= WHAT TO WORK ON =
In the copy, include every entry exactly but none of the pictures.

= EXCERPTED DATA =
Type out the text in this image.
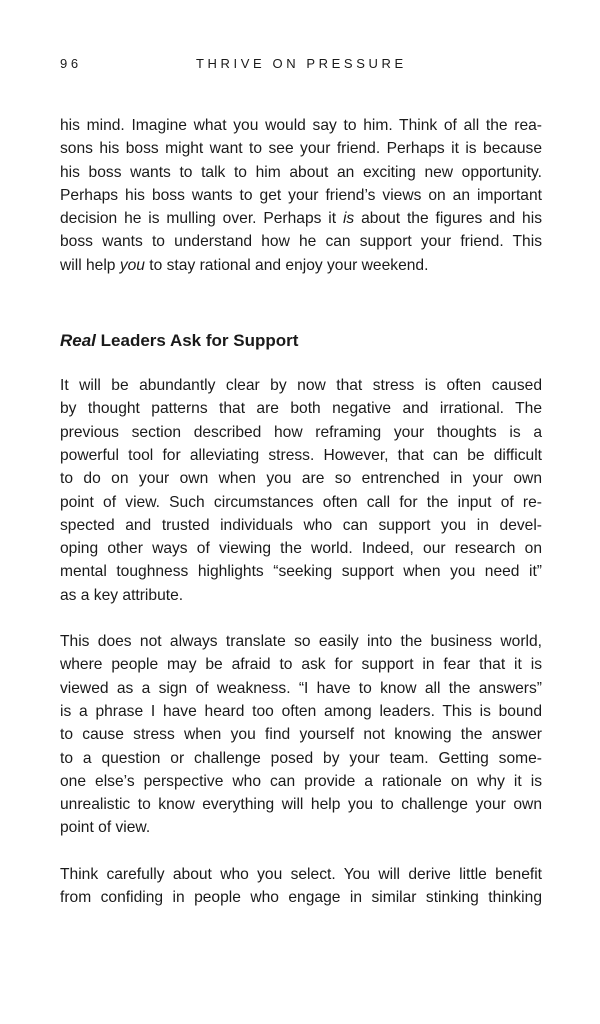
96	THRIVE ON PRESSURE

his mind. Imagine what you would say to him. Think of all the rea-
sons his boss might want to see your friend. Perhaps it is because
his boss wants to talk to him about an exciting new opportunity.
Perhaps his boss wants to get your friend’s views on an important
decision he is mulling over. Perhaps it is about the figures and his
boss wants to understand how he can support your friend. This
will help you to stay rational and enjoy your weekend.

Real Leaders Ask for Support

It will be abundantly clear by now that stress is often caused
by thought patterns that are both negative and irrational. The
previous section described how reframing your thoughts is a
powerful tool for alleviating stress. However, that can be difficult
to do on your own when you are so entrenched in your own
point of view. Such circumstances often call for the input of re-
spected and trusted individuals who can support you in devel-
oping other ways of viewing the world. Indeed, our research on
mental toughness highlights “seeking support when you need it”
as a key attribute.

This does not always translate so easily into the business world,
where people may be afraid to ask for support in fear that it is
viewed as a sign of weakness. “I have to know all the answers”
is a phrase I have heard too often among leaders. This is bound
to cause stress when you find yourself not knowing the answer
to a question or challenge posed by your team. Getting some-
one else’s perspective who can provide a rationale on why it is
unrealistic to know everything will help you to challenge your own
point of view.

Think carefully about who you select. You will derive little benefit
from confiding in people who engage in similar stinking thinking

= RESULT =
Type out the text in this image.
96	THRIVE ON PRESSURE

his mind. Imagine what you would say to him. Think of all the rea-
sons his boss might want to see your friend. Perhaps it is because
his boss wants to talk to him about an exciting new opportunity.
Perhaps his boss wants to get your friend’s views on an important
decision he is mulling over. Perhaps it is about the figures and his
boss wants to understand how he can support your friend. This
will help you to stay rational and enjoy your weekend.

Real Leaders Ask for Support

It will be abundantly clear by now that stress is often caused
by thought patterns that are both negative and irrational. The
previous section described how reframing your thoughts is a
powerful tool for alleviating stress. However, that can be difficult
to do on your own when you are so entrenched in your own
point of view. Such circumstances often call for the input of re-
spected and trusted individuals who can support you in devel-
oping other ways of viewing the world. Indeed, our research on
mental toughness highlights “seeking support when you need it”
as a key attribute.

This does not always translate so easily into the business world,
where people may be afraid to ask for support in fear that it is
viewed as a sign of weakness. “I have to know all the answers”
is a phrase I have heard too often among leaders. This is bound
to cause stress when you find yourself not knowing the answer
to a question or challenge posed by your team. Getting some-
one else’s perspective who can provide a rationale on why it is
unrealistic to know everything will help you to challenge your own
point of view.

Think carefully about who you select. You will derive little benefit
from confiding in people who engage in similar stinking thinking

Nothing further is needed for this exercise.